─── RECORDS SHOWN

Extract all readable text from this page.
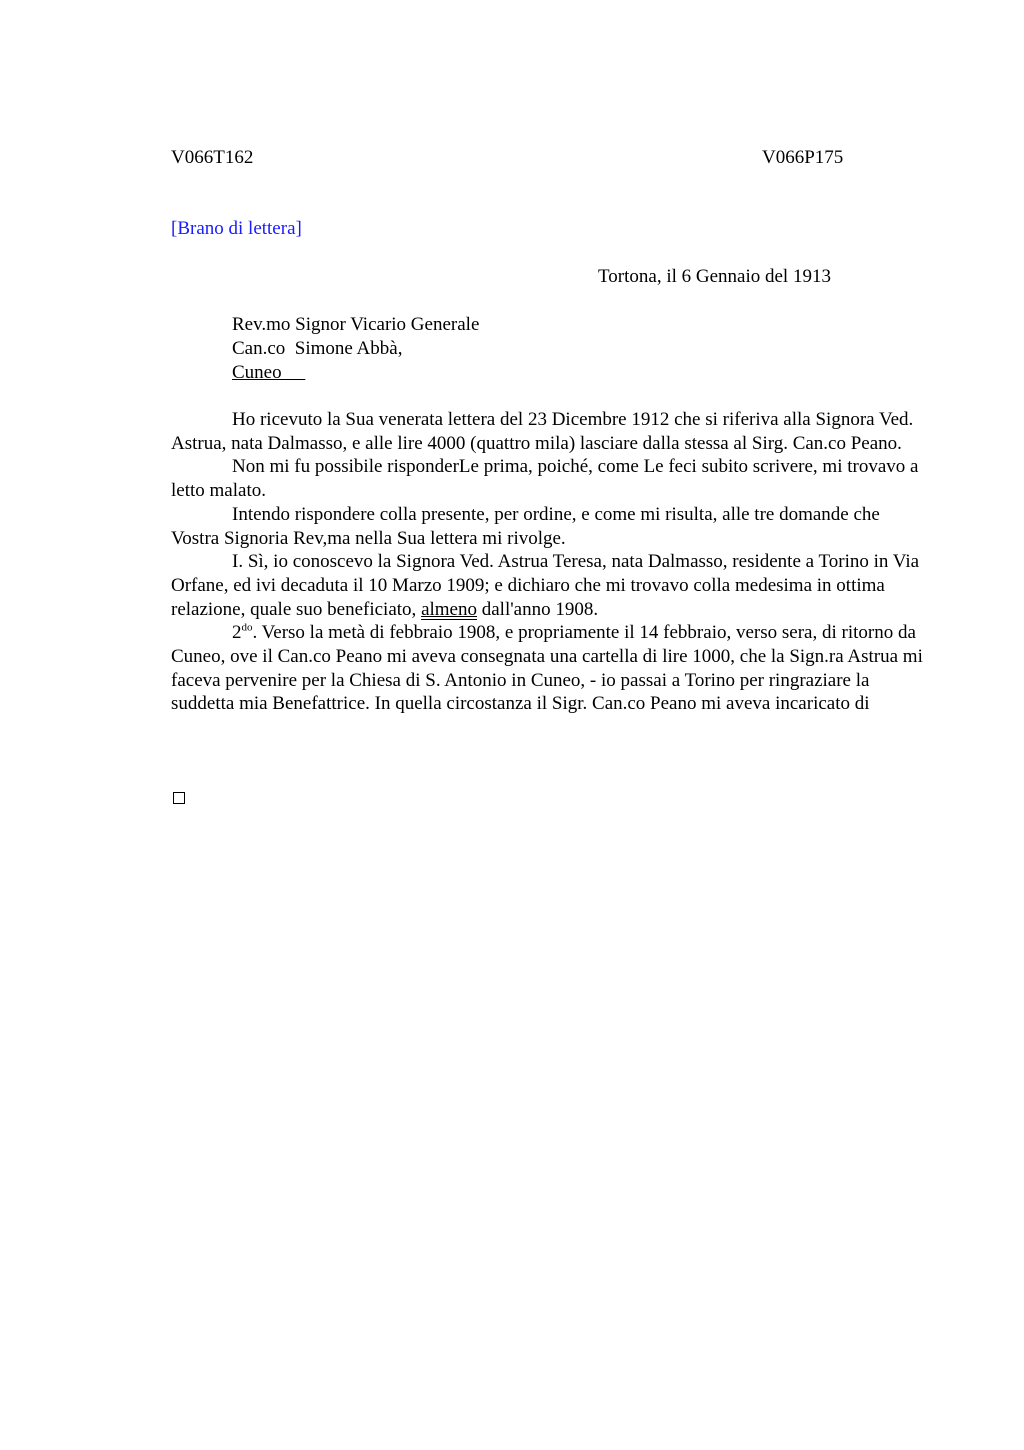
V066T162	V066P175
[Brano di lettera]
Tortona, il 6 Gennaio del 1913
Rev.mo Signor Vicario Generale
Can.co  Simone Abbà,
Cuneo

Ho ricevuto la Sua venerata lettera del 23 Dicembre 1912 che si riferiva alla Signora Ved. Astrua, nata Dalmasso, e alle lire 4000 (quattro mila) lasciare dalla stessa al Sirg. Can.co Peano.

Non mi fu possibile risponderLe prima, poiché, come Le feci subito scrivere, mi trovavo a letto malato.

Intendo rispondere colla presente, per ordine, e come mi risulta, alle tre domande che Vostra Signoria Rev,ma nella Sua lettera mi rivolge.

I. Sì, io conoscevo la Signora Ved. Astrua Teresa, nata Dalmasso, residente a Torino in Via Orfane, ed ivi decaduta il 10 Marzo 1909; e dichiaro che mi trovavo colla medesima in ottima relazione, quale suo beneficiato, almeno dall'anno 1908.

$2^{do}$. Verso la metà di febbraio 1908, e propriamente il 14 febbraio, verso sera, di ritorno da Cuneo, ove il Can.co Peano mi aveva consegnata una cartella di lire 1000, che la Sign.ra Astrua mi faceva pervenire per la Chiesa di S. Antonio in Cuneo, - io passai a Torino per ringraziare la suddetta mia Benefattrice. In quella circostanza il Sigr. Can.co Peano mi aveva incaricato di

──────
─── RECORDS SHOWN

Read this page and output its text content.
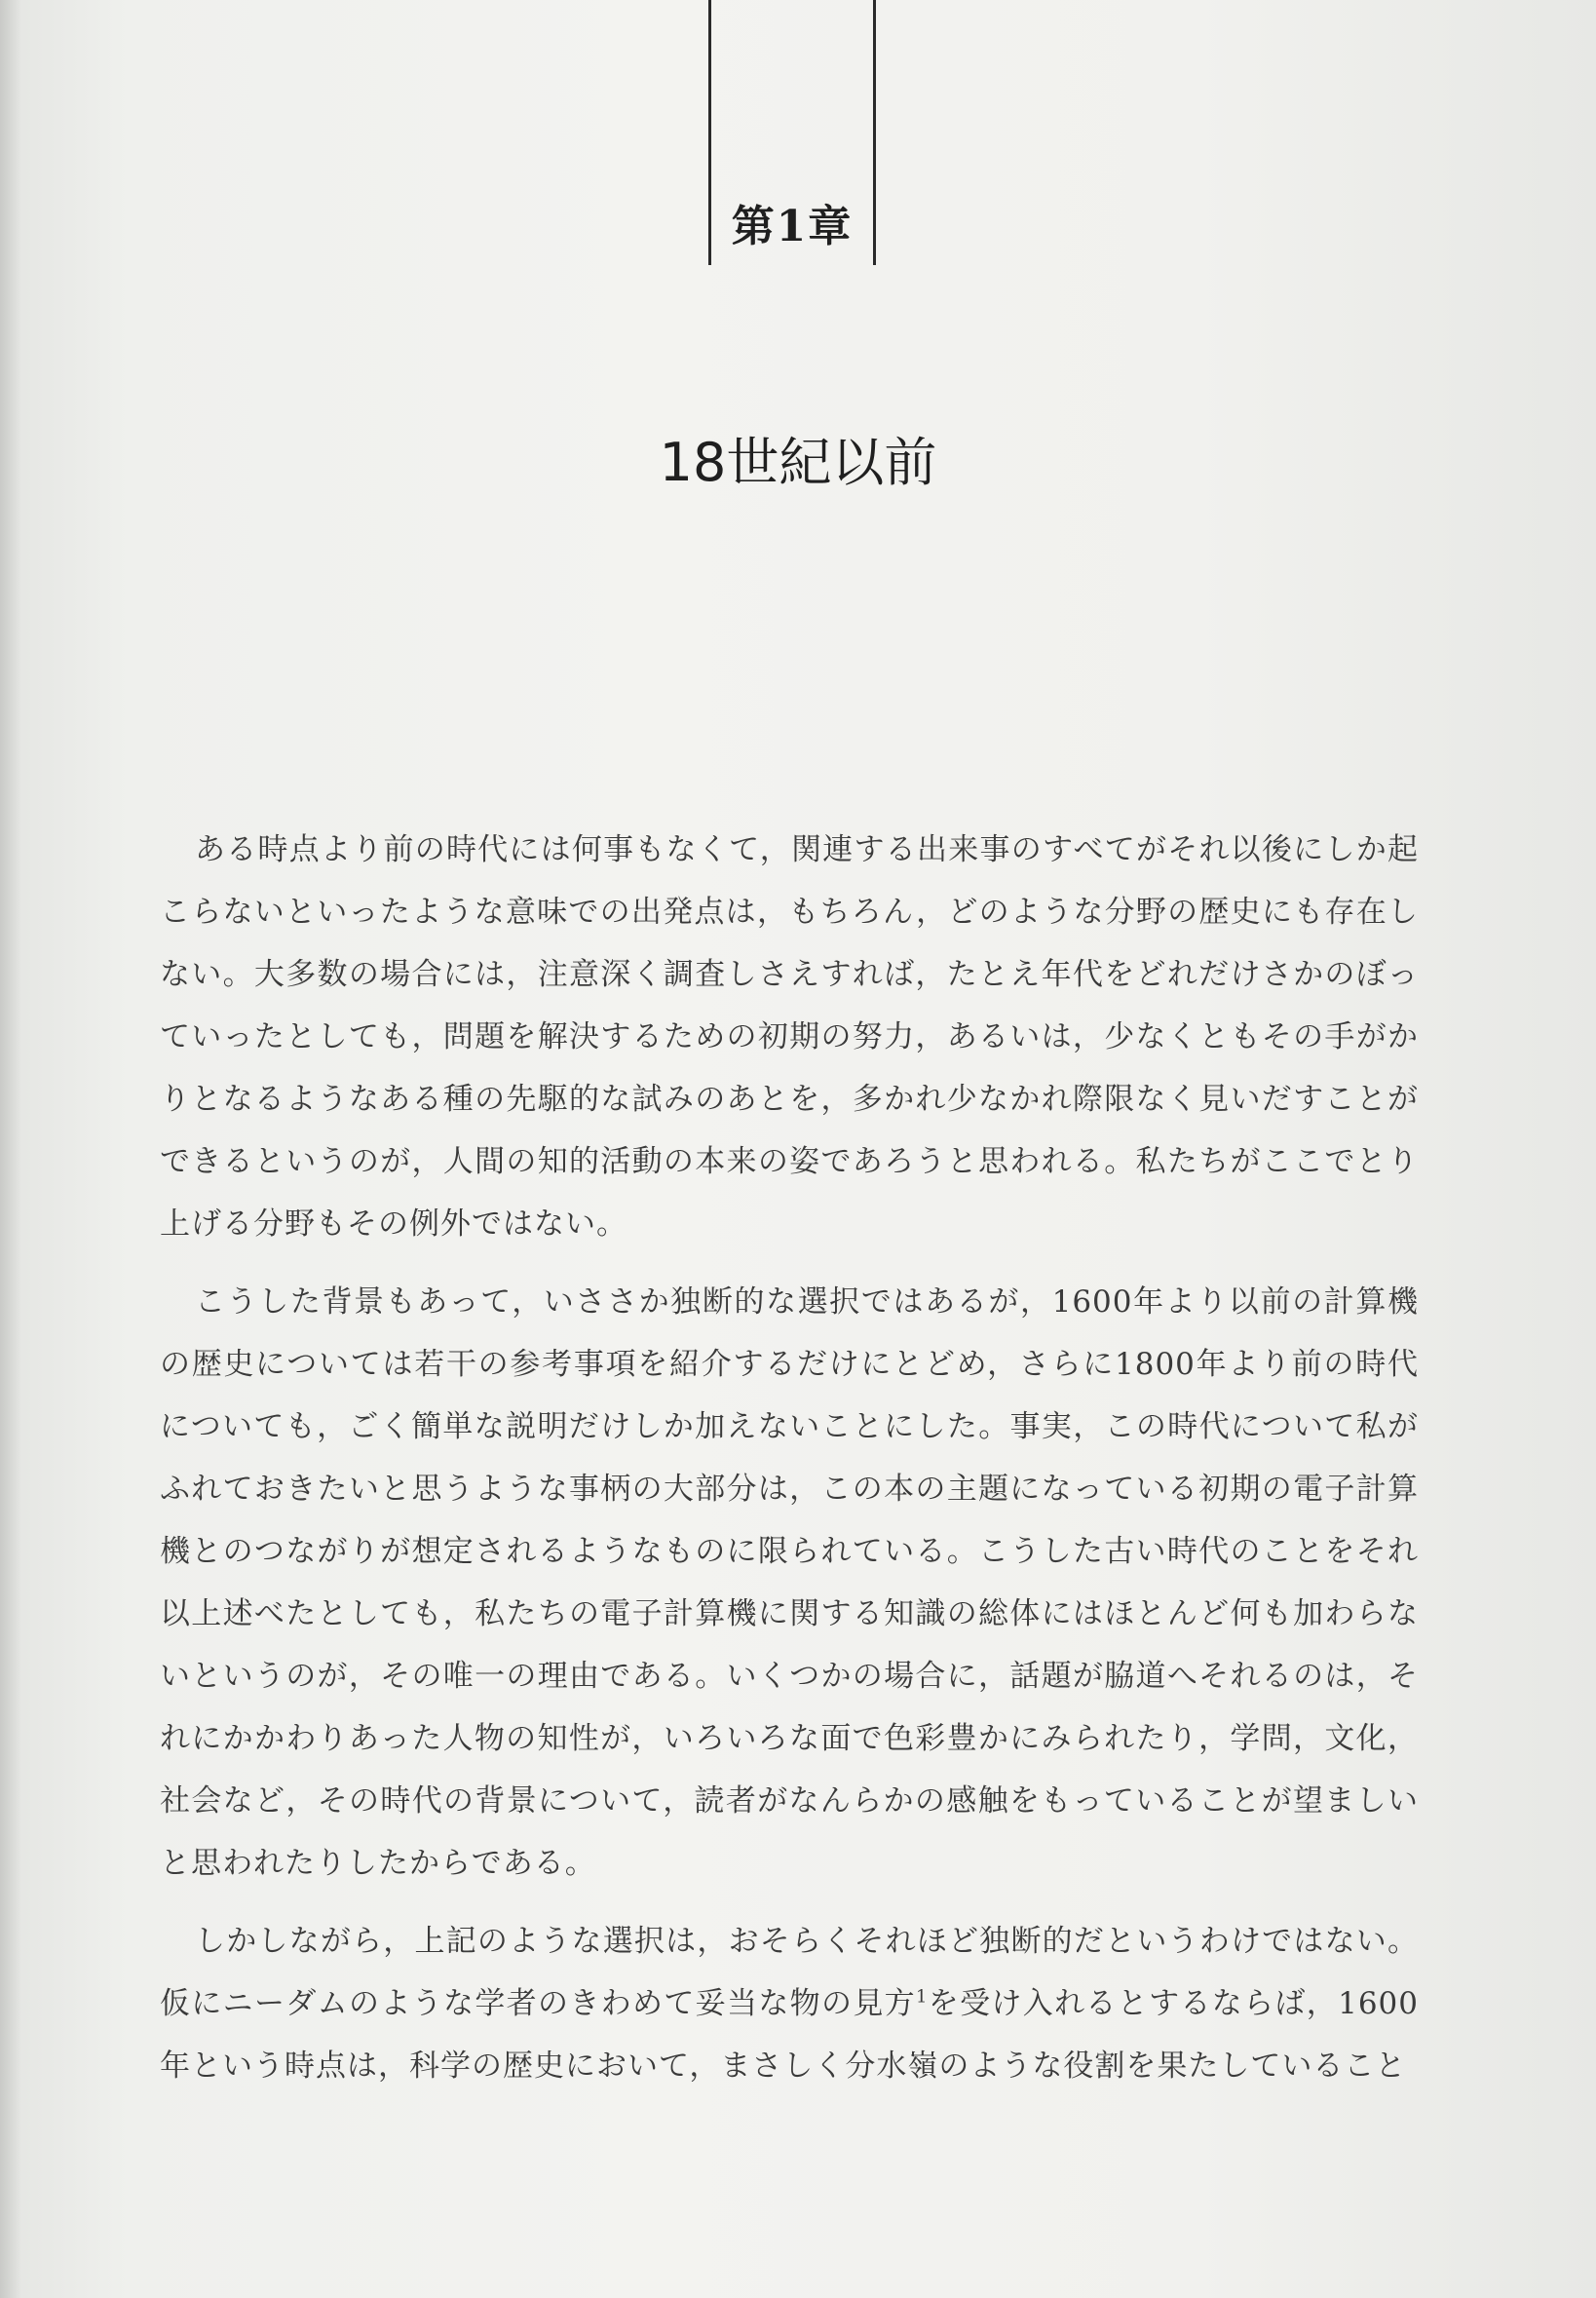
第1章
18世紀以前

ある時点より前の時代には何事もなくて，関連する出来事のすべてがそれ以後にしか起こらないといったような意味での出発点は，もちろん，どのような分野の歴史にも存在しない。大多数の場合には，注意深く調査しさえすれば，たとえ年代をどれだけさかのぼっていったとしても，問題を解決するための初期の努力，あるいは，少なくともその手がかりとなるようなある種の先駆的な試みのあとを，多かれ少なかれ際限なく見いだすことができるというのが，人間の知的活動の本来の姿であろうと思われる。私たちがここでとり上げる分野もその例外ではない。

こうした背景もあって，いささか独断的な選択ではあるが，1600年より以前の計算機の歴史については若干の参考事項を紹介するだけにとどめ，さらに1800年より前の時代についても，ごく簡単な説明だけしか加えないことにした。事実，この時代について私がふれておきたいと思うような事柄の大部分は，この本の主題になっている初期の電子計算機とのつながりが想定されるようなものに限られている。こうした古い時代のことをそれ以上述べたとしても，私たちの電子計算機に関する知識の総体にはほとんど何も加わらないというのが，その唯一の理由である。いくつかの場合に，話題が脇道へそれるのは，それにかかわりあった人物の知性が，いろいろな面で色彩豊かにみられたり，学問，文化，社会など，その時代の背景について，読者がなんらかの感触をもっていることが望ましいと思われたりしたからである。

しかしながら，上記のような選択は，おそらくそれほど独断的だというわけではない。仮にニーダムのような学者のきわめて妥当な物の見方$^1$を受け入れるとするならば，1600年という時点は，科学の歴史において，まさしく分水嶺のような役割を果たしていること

──────

EXERCISE
Show the lines where the word "Signora" appears in the entries.

REPLY TO THE EXERCISE
Ho ricevuto la Sua venerata lettera del 23 Dicembre 1912 che si riferiva alla Signora Ved. Astrua, nata Dalmasso, e alle lire 4000 (quattro mila) lasciare dalla stessa al Sirg. Can.co Peano.
I. Sì, io conoscevo la Signora Ved. Astrua Teresa, nata Dalmasso, residente a Torino in Via Orfane, ed ivi decaduta il 10 Marzo 1909; e dichiaro che mi trovavo colla medesima in ottima relazione, quale suo beneficiato, almeno dall'anno 1908.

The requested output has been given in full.